Exercise A: In the rows, edit the lines from the one with "- scatter-point: [92, 173, 94, 175]" to the one with "- scatter-point: [314, 171, 316, 173]" by replacing "scatter-point" with "data-point". Give back only those lines, with nothing else changed.

When the one of the indexing queues (initial, incremental, or embeddings) is backing up and indexing is not paused, it may be due to errors serializing documents for indexing. Look for errors in Kibana that follow this pattern:

  • json.class.keyword
    • ElasticIndexBulkCronWorker
    • ElasticIndexInitialBulkCronWorker
    • Search::ElasticIndexEmbeddingBulkCronWorker
  • json.exception.class.keyword = NoMethodError
  • json.exception.message = undefined method...

It’s likely that only one data type is affected. Note the method name causing the error and find the data type class by looking at json.exception.backtrace. Once you have the class and method, run the following script to find the records causing issues.

items = Elastic::ProcessBookkeepingService.queued_items
affected_klass = CLASS_FROM_LOGS
affected_method = METHOD_FROM_LOGS
to_remove = {}.tap do |hash|
items.each do |shard, refs|
refs.each do |ref, _|
reference = Search::Elastic::Reference.deserialize(ref)
klass = reference.klass
next unless affected_klass == klass
id = reference.identifier
db_record = affected_klass.find_by_id(id)
next unless db_record
next if db_record.respond_to?(affected_method) && db_record.public_send(affected_method)
hash[shard] ||= []
hash[shard] << ref
end
end
end

Once the data has been validated, run the following script to remove the records from the queue.

Gitlab::Redis::SharedState.with do |redis|
to_remove.each do |shard, refs|
refs.each do |ref|
redis.zrem Elastic::ProcessBookkeepingService.redis_set_key(shard), ref.first
end
end
end

The indexing queue should drain slowly once the records have been cleared from the queue. It is important to understand what caused the records to be queued for indexing. An issue must be opened to ensure the records do not get indexed again or the issue will reoccur.

When shard allocation fails the Cluster Reroute API may be used to retry failed shard allocation. The API request may be run as a curl command or from the Elasticsearch UI DevTools Console

curl -XPOST "$ELASTIC_URL/_cluster/reroute?retry_failed"

Input records:

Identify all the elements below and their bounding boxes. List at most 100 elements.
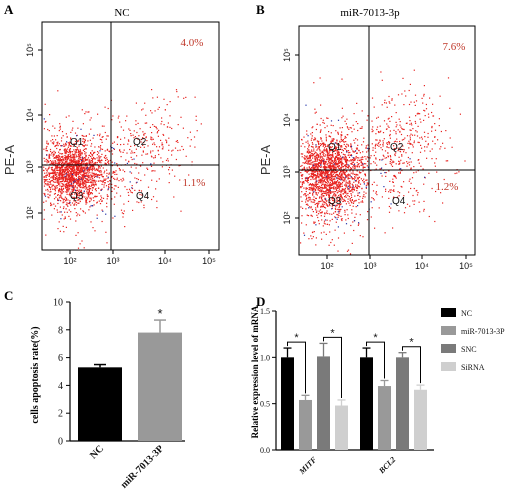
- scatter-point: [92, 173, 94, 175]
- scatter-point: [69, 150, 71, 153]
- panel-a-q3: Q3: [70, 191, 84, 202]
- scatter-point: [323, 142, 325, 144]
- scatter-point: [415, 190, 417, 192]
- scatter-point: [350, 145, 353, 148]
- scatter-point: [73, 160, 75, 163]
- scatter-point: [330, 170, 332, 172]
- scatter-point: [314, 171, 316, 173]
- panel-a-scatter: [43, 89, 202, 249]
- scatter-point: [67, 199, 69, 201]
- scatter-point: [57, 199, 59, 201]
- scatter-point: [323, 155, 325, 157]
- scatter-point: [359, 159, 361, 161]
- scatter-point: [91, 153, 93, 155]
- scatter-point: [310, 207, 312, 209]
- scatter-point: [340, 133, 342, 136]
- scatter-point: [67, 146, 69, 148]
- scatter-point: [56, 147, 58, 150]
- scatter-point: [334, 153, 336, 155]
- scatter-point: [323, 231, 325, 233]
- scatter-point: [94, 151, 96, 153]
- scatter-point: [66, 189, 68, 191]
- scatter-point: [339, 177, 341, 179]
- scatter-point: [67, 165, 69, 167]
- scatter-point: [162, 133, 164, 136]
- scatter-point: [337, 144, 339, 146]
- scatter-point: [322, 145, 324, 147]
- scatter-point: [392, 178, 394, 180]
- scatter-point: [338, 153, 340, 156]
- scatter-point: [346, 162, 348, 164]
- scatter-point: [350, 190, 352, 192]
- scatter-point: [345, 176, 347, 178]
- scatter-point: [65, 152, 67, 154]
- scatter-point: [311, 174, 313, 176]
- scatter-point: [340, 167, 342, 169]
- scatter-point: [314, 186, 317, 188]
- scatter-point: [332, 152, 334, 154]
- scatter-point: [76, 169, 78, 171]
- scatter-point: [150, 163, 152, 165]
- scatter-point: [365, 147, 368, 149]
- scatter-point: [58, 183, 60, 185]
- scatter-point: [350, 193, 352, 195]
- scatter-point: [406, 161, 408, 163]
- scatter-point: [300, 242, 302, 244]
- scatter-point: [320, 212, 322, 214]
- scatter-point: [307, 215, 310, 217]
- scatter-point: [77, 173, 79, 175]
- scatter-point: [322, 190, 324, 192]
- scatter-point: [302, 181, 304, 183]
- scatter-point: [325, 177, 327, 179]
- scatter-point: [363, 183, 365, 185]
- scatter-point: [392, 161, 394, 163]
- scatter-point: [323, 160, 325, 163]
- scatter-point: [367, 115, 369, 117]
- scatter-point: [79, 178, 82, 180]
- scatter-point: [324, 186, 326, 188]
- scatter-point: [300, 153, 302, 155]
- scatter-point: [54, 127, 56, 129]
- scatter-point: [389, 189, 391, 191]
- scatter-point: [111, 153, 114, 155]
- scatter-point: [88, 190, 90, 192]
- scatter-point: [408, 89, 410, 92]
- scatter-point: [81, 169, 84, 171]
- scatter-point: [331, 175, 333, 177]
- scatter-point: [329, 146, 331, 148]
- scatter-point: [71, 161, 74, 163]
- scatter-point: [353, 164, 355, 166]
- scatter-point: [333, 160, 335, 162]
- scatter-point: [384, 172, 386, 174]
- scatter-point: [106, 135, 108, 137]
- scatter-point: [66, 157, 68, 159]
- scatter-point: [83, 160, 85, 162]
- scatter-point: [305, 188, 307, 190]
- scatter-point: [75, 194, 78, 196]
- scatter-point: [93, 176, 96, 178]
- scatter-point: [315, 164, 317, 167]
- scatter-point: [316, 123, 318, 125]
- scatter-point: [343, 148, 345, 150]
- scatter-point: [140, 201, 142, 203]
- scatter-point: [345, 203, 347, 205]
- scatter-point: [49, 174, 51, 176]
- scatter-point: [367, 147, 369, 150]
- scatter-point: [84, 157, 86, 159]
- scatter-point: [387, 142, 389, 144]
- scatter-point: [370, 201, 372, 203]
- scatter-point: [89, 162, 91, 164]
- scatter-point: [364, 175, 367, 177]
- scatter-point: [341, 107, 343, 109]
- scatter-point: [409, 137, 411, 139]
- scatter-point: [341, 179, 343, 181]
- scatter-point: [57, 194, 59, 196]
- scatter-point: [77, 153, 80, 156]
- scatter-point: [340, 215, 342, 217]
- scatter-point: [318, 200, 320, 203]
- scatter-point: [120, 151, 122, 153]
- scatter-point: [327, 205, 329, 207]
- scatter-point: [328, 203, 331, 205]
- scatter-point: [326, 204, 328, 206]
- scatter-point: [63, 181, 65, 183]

Exercise B: List every worker class name that the indexing-queue troubleshooting text gives under json.class.keyword.

Task answer A:
- data-point: [92, 173, 94, 175]
- data-point: [69, 150, 71, 153]
- panel-a-q3: Q3: [70, 191, 84, 202]
- data-point: [323, 142, 325, 144]
- data-point: [415, 190, 417, 192]
- data-point: [350, 145, 353, 148]
- data-point: [73, 160, 75, 163]
- data-point: [330, 170, 332, 172]
- data-point: [314, 171, 316, 173]

Task answer B:
- ElasticIndexBulkCronWorker
- ElasticIndexInitialBulkCronWorker
- Search::ElasticIndexEmbeddingBulkCronWorker